• [The task]
Determine how many lines contain the string "labels". Reply with that figure and nothing else.

• [Listed records]
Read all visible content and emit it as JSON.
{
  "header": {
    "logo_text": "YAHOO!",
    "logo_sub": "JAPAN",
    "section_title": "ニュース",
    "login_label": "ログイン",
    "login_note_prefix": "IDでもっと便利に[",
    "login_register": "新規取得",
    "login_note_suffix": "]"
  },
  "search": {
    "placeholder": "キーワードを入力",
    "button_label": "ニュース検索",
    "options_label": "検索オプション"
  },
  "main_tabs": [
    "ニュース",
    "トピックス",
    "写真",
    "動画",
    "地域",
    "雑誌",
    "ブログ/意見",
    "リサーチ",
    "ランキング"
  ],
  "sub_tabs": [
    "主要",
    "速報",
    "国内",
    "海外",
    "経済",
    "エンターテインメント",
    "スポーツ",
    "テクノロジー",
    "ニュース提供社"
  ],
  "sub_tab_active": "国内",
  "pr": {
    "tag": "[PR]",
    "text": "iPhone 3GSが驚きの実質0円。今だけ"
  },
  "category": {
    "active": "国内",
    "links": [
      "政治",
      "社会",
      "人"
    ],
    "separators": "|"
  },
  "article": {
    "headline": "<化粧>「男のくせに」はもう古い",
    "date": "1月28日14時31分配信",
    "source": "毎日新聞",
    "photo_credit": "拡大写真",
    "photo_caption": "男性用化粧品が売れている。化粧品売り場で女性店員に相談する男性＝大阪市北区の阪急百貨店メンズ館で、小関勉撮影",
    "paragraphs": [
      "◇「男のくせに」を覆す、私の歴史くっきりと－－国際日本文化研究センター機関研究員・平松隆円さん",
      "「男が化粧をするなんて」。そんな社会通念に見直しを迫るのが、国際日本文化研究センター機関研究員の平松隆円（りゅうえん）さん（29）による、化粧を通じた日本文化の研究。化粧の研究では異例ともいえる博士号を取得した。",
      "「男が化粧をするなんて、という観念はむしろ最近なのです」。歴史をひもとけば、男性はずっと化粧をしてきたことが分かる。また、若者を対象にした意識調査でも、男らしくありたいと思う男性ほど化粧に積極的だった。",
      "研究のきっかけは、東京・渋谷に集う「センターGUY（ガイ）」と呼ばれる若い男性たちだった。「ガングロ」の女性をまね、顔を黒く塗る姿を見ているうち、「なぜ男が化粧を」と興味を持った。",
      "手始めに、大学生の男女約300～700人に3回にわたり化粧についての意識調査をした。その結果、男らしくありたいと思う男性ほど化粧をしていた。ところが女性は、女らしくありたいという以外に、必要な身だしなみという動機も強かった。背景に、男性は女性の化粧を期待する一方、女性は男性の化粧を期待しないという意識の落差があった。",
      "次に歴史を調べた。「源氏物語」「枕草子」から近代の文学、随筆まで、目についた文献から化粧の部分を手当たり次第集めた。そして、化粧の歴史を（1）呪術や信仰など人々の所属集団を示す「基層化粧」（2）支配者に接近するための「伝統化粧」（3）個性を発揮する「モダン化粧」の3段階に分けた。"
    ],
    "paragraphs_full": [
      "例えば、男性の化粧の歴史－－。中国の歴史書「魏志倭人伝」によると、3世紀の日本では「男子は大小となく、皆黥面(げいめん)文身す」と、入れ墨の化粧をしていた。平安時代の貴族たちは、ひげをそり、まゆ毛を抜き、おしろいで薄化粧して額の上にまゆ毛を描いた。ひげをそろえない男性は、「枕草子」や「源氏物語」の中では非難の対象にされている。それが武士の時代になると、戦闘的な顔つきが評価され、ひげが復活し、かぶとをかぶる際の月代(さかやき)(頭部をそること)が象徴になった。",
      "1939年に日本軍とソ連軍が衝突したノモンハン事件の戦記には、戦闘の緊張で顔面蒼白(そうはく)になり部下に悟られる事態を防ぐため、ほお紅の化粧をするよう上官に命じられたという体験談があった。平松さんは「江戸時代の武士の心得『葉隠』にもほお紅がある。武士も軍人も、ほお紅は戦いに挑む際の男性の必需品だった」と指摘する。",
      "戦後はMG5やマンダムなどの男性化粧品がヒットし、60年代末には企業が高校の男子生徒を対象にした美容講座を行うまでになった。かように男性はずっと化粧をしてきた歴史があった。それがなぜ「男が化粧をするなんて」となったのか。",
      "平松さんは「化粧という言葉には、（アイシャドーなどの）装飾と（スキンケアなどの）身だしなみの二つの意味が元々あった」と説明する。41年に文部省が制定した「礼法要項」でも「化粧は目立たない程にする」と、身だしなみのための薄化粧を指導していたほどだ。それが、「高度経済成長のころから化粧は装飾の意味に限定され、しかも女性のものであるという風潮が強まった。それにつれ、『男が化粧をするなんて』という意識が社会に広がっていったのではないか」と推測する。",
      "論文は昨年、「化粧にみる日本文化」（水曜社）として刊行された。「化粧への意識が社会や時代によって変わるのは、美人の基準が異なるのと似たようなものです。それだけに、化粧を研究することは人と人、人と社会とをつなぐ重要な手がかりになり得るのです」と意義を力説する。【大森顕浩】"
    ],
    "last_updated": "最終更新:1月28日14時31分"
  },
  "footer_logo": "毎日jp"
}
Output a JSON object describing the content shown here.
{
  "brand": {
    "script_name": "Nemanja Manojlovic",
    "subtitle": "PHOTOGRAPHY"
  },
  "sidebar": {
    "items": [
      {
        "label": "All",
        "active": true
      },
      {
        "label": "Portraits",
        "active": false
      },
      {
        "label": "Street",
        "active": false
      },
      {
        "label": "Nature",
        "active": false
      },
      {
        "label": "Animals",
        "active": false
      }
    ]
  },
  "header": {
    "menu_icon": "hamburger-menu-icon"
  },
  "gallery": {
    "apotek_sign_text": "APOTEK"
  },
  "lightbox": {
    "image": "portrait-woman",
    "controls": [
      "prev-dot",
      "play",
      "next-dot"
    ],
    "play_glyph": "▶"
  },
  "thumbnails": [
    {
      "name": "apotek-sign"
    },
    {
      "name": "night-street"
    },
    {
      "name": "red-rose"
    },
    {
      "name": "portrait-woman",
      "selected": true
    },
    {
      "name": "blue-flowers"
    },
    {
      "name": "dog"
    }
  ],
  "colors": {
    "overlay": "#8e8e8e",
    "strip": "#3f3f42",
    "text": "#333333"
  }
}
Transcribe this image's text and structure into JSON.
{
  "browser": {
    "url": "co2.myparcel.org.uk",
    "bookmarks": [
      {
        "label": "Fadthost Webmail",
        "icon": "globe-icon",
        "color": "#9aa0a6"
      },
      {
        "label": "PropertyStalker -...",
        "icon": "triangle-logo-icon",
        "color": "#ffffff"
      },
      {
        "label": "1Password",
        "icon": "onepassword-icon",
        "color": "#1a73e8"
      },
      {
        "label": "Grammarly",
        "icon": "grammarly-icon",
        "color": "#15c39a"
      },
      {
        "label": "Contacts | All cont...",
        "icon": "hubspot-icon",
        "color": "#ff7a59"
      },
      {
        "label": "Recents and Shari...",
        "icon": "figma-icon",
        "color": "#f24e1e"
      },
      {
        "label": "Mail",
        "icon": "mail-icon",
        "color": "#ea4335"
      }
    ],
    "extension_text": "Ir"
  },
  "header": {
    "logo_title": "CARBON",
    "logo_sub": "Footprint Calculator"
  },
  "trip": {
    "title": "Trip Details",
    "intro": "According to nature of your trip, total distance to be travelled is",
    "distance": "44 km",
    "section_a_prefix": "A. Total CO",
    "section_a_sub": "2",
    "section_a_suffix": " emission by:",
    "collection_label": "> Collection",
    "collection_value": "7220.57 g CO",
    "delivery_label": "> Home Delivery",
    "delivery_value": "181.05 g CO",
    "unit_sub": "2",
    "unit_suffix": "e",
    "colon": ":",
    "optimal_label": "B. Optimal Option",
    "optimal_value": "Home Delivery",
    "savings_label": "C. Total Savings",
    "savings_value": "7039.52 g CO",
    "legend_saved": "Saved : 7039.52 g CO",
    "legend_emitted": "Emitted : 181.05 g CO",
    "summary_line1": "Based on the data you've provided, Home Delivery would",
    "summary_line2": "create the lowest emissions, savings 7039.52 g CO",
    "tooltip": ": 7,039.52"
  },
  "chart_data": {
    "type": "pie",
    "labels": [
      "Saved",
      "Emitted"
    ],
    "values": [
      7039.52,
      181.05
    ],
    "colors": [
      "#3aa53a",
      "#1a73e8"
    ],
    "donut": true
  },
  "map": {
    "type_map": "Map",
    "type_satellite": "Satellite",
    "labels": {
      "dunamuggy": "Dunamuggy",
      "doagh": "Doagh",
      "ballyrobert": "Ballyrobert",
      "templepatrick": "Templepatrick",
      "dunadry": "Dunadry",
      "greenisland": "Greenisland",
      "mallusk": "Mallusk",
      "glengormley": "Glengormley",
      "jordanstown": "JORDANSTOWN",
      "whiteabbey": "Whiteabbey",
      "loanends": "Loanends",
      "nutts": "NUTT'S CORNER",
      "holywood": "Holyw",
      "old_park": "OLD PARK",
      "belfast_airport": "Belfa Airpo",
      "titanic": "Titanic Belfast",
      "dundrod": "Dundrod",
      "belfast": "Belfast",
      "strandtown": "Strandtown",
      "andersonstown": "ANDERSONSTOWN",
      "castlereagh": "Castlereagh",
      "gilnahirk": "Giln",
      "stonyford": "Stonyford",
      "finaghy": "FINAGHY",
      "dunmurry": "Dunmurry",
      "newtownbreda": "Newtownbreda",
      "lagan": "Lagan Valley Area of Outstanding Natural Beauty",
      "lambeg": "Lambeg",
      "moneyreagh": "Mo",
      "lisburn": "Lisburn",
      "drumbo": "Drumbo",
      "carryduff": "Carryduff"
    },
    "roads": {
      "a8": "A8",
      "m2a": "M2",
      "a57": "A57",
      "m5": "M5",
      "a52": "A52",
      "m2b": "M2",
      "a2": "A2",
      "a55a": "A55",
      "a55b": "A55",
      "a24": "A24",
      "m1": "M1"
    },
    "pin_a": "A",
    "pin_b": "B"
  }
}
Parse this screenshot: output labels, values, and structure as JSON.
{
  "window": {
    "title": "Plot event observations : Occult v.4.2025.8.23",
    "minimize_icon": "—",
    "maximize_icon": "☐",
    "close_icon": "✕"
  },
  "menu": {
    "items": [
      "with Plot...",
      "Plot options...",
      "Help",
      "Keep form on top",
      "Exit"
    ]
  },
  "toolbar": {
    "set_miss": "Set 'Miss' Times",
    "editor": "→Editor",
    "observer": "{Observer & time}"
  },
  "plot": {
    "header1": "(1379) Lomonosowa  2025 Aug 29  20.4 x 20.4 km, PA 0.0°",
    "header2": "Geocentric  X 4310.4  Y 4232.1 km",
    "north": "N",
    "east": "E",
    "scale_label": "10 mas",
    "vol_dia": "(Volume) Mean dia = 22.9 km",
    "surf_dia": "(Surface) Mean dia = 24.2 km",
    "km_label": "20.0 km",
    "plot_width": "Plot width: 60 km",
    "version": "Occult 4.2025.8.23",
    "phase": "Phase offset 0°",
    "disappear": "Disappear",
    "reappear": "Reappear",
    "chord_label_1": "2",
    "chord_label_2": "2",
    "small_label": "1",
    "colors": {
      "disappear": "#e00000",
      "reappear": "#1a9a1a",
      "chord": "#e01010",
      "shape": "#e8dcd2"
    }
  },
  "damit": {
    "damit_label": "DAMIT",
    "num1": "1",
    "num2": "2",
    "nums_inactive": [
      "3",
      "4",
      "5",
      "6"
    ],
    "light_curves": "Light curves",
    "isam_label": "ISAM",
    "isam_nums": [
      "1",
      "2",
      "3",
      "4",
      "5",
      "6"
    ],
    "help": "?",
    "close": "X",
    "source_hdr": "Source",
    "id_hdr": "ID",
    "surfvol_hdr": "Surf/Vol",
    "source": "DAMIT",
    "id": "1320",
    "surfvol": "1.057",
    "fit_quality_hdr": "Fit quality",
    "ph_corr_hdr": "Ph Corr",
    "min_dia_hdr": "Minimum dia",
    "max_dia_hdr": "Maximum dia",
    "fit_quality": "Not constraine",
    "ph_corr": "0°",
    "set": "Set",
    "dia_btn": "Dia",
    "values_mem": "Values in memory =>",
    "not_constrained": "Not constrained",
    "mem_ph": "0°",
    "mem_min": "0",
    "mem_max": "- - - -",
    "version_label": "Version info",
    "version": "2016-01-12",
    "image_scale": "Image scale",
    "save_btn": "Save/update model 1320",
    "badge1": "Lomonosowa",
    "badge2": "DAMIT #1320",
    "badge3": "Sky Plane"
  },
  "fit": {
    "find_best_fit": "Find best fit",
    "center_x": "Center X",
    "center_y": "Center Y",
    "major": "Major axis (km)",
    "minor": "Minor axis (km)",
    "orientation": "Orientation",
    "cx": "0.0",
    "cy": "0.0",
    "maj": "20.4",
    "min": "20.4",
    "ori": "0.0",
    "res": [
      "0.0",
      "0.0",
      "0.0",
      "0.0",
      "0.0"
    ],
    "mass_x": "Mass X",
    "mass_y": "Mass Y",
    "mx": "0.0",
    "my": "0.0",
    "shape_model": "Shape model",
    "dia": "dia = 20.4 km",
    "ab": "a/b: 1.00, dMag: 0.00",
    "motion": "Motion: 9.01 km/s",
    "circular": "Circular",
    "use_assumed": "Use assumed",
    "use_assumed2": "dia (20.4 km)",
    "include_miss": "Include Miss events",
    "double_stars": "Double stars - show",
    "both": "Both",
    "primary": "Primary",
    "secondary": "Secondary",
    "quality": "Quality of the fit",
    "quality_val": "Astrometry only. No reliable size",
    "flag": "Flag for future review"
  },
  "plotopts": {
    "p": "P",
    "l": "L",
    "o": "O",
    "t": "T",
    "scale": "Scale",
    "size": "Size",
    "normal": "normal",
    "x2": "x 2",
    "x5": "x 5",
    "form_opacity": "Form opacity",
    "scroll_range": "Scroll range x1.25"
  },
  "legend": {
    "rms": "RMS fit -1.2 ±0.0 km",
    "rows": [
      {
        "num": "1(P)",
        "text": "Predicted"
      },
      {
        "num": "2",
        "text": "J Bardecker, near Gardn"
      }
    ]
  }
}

• [Result for this task]
3